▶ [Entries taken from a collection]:
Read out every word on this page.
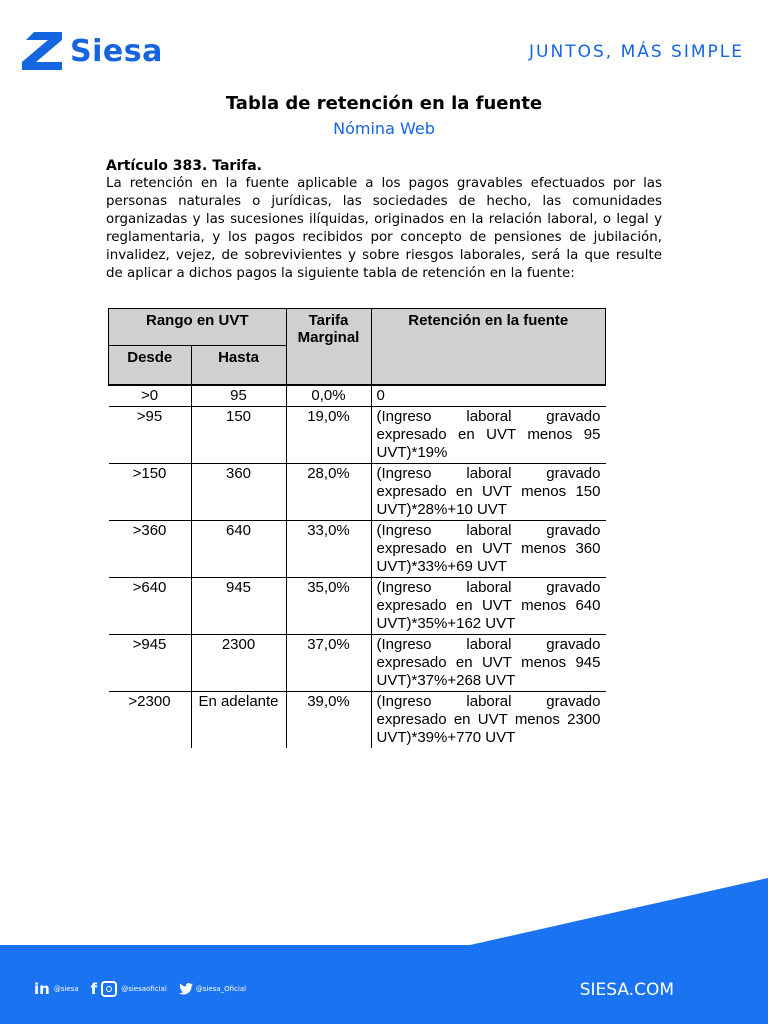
Siesa	JUNTOS, MÁS SIMPLE
Tabla de retención en la fuente
Nómina Web
Artículo 383. Tarifa.
La retención en la fuente aplicable a los pagos gravables efectuados por las personas naturales o jurídicas, las sociedades de hecho, las comunidades organizadas y las sucesiones ilíquidas, originados en la relación laboral, o legal y reglamentaria, y los pagos recibidos por concepto de pensiones de jubilación, invalidez, vejez, de sobrevivientes y sobre riesgos laborales, será la que resulte de aplicar a dichos pagos la siguiente tabla de retención en la fuente:
Rango en UVT		Tarifa Marginal	Retención en la fuente
Desde	Hasta		
>0	95	0,0%	0

>95	150	19,0%	(Ingreso laboral gravado
expresado en UVT menos 95
UVT)*19%

>150	360	28,0%	(Ingreso laboral gravado
expresado en UVT menos 150
UVT)*28%+10 UVT

>360	640	33,0%	(Ingreso laboral gravado
expresado en UVT menos 360
UVT)*33%+69 UVT

>640	945	35,0%	(Ingreso laboral gravado
expresado en UVT menos 640
UVT)*35%+162 UVT

>945	2300	37,0%	(Ingreso laboral gravado
expresado en UVT menos 945
UVT)*37%+268 UVT

>2300	En adelante	39,0%	(Ingreso laboral gravado
expresado en UVT menos 2300
UVT)*39%+770 UVT
in @siesa f	@siesaoficial	@siesa_Oficial	SIESA.COM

▶ [PROBLEM TO SOLVE]:
The listing above must be printed again exactly, minus its pictures.

▶ [RESPONSE TO THIS EXERCISE]:
Read out every word on this page.
Siesa	JUNTOS, MÁS SIMPLE
Tabla de retención en la fuente
Nómina Web
Artículo 383. Tarifa.
La retención en la fuente aplicable a los pagos gravables efectuados por las personas naturales o jurídicas, las sociedades de hecho, las comunidades organizadas y las sucesiones ilíquidas, originados en la relación laboral, o legal y reglamentaria, y los pagos recibidos por concepto de pensiones de jubilación, invalidez, vejez, de sobrevivientes y sobre riesgos laborales, será la que resulte de aplicar a dichos pagos la siguiente tabla de retención en la fuente:
Rango en UVT		Tarifa Marginal	Retención en la fuente
Desde	Hasta		
>0	95	0,0%	0

>95	150	19,0%	(Ingreso laboral gravado
expresado en UVT menos 95
UVT)*19%

>150	360	28,0%	(Ingreso laboral gravado
expresado en UVT menos 150
UVT)*28%+10 UVT

>360	640	33,0%	(Ingreso laboral gravado
expresado en UVT menos 360
UVT)*33%+69 UVT

>640	945	35,0%	(Ingreso laboral gravado
expresado en UVT menos 640
UVT)*35%+162 UVT

>945	2300	37,0%	(Ingreso laboral gravado
expresado en UVT menos 945
UVT)*37%+268 UVT

>2300	En adelante	39,0%	(Ingreso laboral gravado
expresado en UVT menos 2300
UVT)*39%+770 UVT
in @siesa f	@siesaoficial	@siesa_Oficial	SIESA.COM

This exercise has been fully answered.